* GIVEN TASK:
Without including any images, repeat the data exactly.

* SUPPLIED RECORDS:
******************************
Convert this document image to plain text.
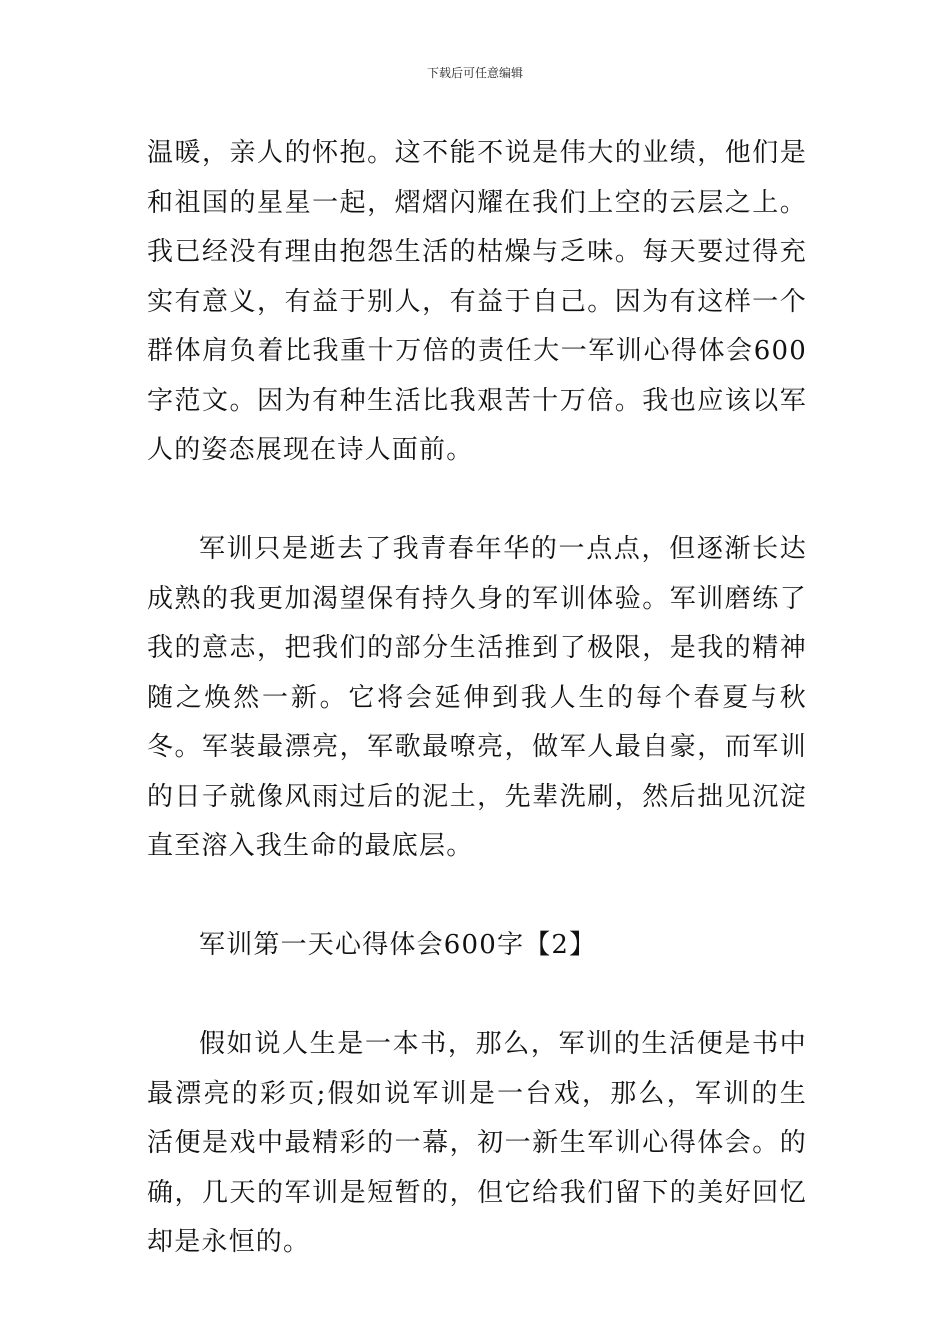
下载后可任意编辑

温暖，亲人的怀抱。这不能不说是伟大的业绩，他们是和祖国的星星一起，熠熠闪耀在我们上空的云层之上。我已经没有理由抱怨生活的枯燥与乏味。每天要过得充实有意义，有益于别人，有益于自己。因为有这样一个群体肩负着比我重十万倍的责任大一军训心得体会600字范文。因为有种生活比我艰苦十万倍。我也应该以军人的姿态展现在诗人面前。

军训只是逝去了我青春年华的一点点，但逐渐长达成熟的我更加渴望保有持久身的军训体验。军训磨练了我的意志，把我们的部分生活推到了极限，是我的精神随之焕然一新。它将会延伸到我人生的每个春夏与秋冬。军装最漂亮，军歌最嘹亮，做军人最自豪，而军训的日子就像风雨过后的泥土，先辈洗刷，然后拙见沉淀直至溶入我生命的最底层。

军训第一天心得体会600字【2】

假如说人生是一本书，那么，军训的生活便是书中最漂亮的彩页;假如说军训是一台戏，那么，军训的生活便是戏中最精彩的一幕，初一新生军训心得体会。的确，几天的军训是短暂的，但它给我们留下的美好回忆却是永恒的。
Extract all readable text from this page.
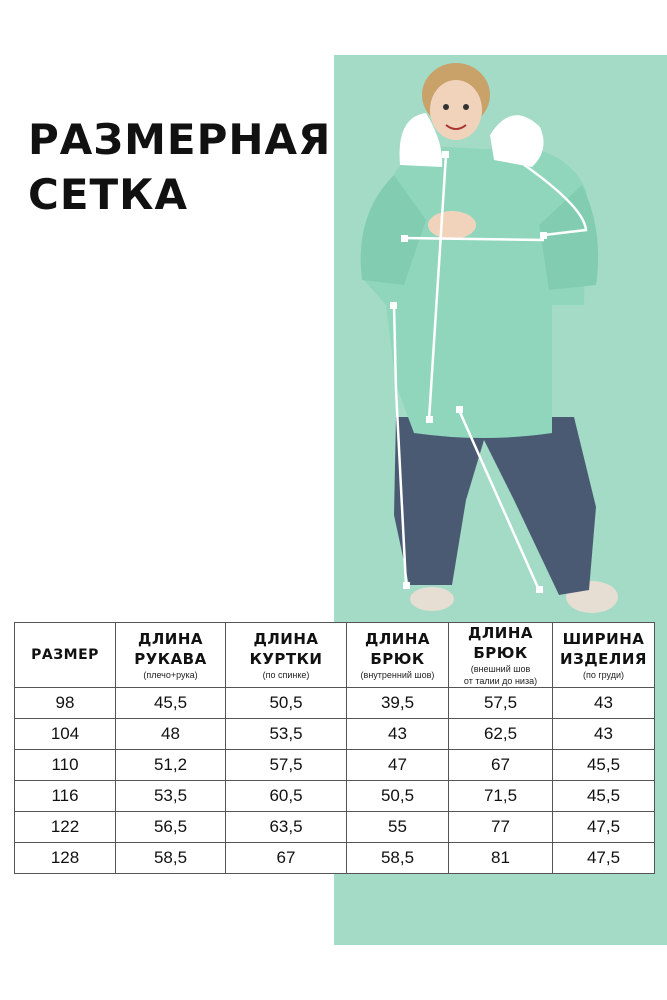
РАЗМЕРНАЯ
СЕТКА
РАЗМЕР	ДЛИНА
РУКАВА
(плечо+рука)	ДЛИНА
КУРТКИ
(по спинке)	ДЛИНА
БРЮК
(внутренний шов)	ДЛИНА
БРЮК
(внешний шов
от талии до низа)	ШИРИНА
ИЗДЕЛИЯ
(по груди)

98	45,5	50,5	39,5	57,5	43
104	48	53,5	43	62,5	43
110	51,2	57,5	47	67	45,5
116	53,5	60,5	50,5	71,5	45,5
122	56,5	63,5	55	77	47,5
128	58,5	67	58,5	81	47,5
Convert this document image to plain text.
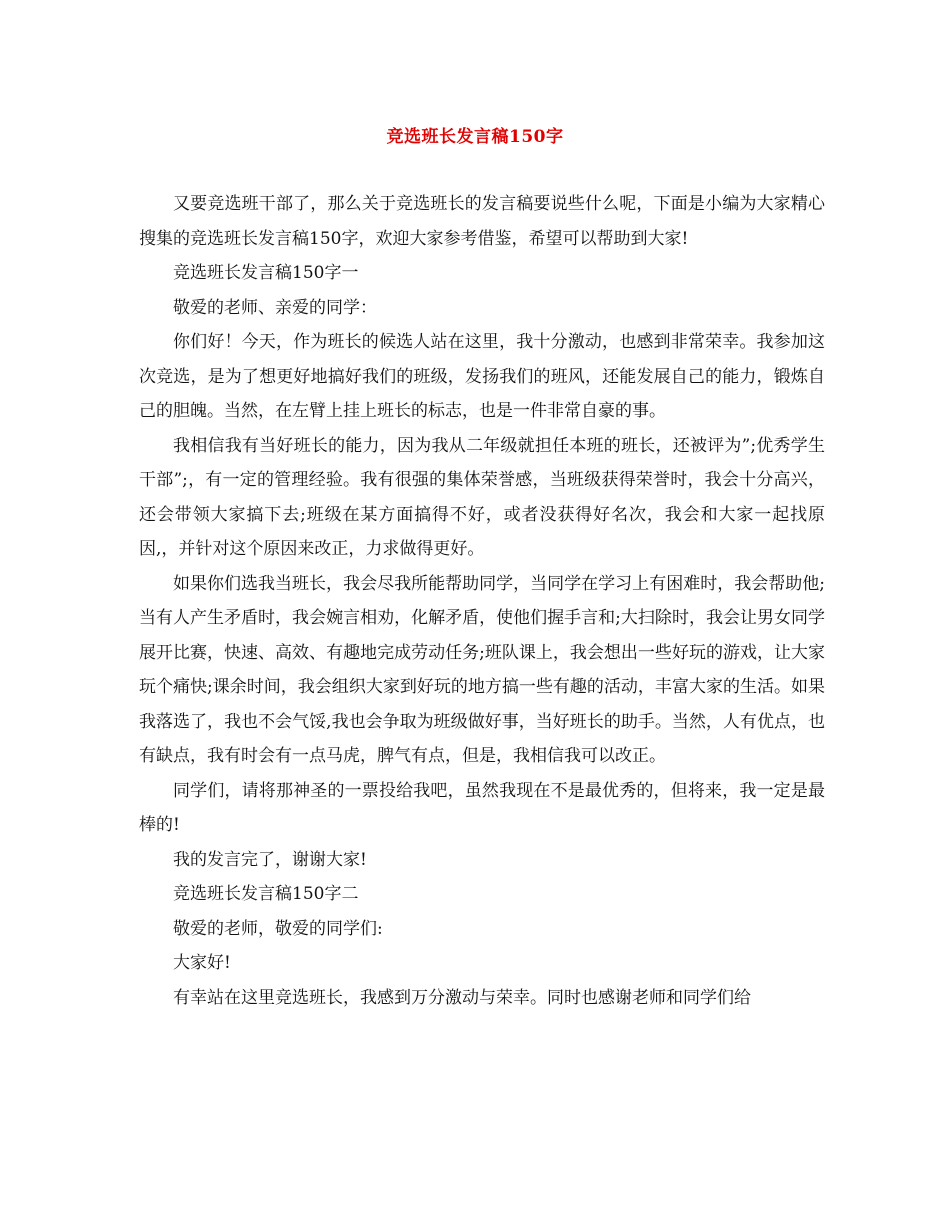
竞选班长发言稿150字

又要竞选班干部了，那么关于竞选班长的发言稿要说些什么呢，下面是小编为大家精心搜集的竞选班长发言稿150字，欢迎大家参考借鉴，希望可以帮助到大家!

竞选班长发言稿150字一

敬爱的老师、亲爱的同学：

你们好！今天，作为班长的候选人站在这里，我十分激动，也感到非常荣幸。我参加这次竞选，是为了想更好地搞好我们的班级，发扬我们的班风，还能发展自己的能力，锻炼自己的胆魄。当然，在左臂上挂上班长的标志，也是一件非常自豪的事。

我相信我有当好班长的能力，因为我从二年级就担任本班的班长，还被评为”;优秀学生干部”;，有一定的管理经验。我有很强的集体荣誉感，当班级获得荣誉时，我会十分高兴，还会带领大家搞下去;班级在某方面搞得不好，或者没获得好名次，我会和大家一起找原因,，并针对这个原因来改正，力求做得更好。

如果你们选我当班长，我会尽我所能帮助同学，当同学在学习上有困难时，我会帮助他;当有人产生矛盾时，我会婉言相劝，化解矛盾，使他们握手言和;大扫除时，我会让男女同学展开比赛，快速、高效、有趣地完成劳动任务;班队课上，我会想出一些好玩的游戏，让大家玩个痛快;课余时间，我会组织大家到好玩的地方搞一些有趣的活动，丰富大家的生活。如果我落选了，我也不会气馁,我也会争取为班级做好事，当好班长的助手。当然，人有优点，也有缺点，我有时会有一点马虎，脾气有点，但是，我相信我可以改正。

同学们，请将那神圣的一票投给我吧，虽然我现在不是最优秀的，但将来，我一定是最棒的!

我的发言完了，谢谢大家!

竞选班长发言稿150字二

敬爱的老师，敬爱的同学们:

大家好!

有幸站在这里竞选班长，我感到万分激动与荣幸。同时也感谢老师和同学们给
******************************
* ANSWER BELOW:
Convert this document image to plain text.
下载后可任意编辑

温暖，亲人的怀抱。这不能不说是伟大的业绩，他们是和祖国的星星一起，熠熠闪耀在我们上空的云层之上。我已经没有理由抱怨生活的枯燥与乏味。每天要过得充实有意义，有益于别人，有益于自己。因为有这样一个群体肩负着比我重十万倍的责任大一军训心得体会600字范文。因为有种生活比我艰苦十万倍。我也应该以军人的姿态展现在诗人面前。

军训只是逝去了我青春年华的一点点，但逐渐长达成熟的我更加渴望保有持久身的军训体验。军训磨练了我的意志，把我们的部分生活推到了极限，是我的精神随之焕然一新。它将会延伸到我人生的每个春夏与秋冬。军装最漂亮，军歌最嘹亮，做军人最自豪，而军训的日子就像风雨过后的泥土，先辈洗刷，然后拙见沉淀直至溶入我生命的最底层。

军训第一天心得体会600字【2】

假如说人生是一本书，那么，军训的生活便是书中最漂亮的彩页;假如说军训是一台戏，那么，军训的生活便是戏中最精彩的一幕，初一新生军训心得体会。的确，几天的军训是短暂的，但它给我们留下的美好回忆却是永恒的。
Extract all readable text from this page.
РАЗМЕРНАЯ
СЕТКА
РАЗМЕР	ДЛИНА
РУКАВА
(плечо+рука)	ДЛИНА
КУРТКИ
(по спинке)	ДЛИНА
БРЮК
(внутренний шов)	ДЛИНА
БРЮК
(внешний шов
от талии до низа)	ШИРИНА
ИЗДЕЛИЯ
(по груди)

98	45,5	50,5	39,5	57,5	43
104	48	53,5	43	62,5	43
110	51,2	57,5	47	67	45,5
116	53,5	60,5	50,5	71,5	45,5
122	56,5	63,5	55	77	47,5
128	58,5	67	58,5	81	47,5
Convert this document image to plain text.
竞选班长发言稿150字

又要竞选班干部了，那么关于竞选班长的发言稿要说些什么呢，下面是小编为大家精心搜集的竞选班长发言稿150字，欢迎大家参考借鉴，希望可以帮助到大家!

竞选班长发言稿150字一

敬爱的老师、亲爱的同学：

你们好！今天，作为班长的候选人站在这里，我十分激动，也感到非常荣幸。我参加这次竞选，是为了想更好地搞好我们的班级，发扬我们的班风，还能发展自己的能力，锻炼自己的胆魄。当然，在左臂上挂上班长的标志，也是一件非常自豪的事。

我相信我有当好班长的能力，因为我从二年级就担任本班的班长，还被评为”;优秀学生干部”;，有一定的管理经验。我有很强的集体荣誉感，当班级获得荣誉时，我会十分高兴，还会带领大家搞下去;班级在某方面搞得不好，或者没获得好名次，我会和大家一起找原因,，并针对这个原因来改正，力求做得更好。

如果你们选我当班长，我会尽我所能帮助同学，当同学在学习上有困难时，我会帮助他;当有人产生矛盾时，我会婉言相劝，化解矛盾，使他们握手言和;大扫除时，我会让男女同学展开比赛，快速、高效、有趣地完成劳动任务;班队课上，我会想出一些好玩的游戏，让大家玩个痛快;课余时间，我会组织大家到好玩的地方搞一些有趣的活动，丰富大家的生活。如果我落选了，我也不会气馁,我也会争取为班级做好事，当好班长的助手。当然，人有优点，也有缺点，我有时会有一点马虎，脾气有点，但是，我相信我可以改正。

同学们，请将那神圣的一票投给我吧，虽然我现在不是最优秀的，但将来，我一定是最棒的!

我的发言完了，谢谢大家!

竞选班长发言稿150字二

敬爱的老师，敬爱的同学们:

大家好!

有幸站在这里竞选班长，我感到万分激动与荣幸。同时也感谢老师和同学们给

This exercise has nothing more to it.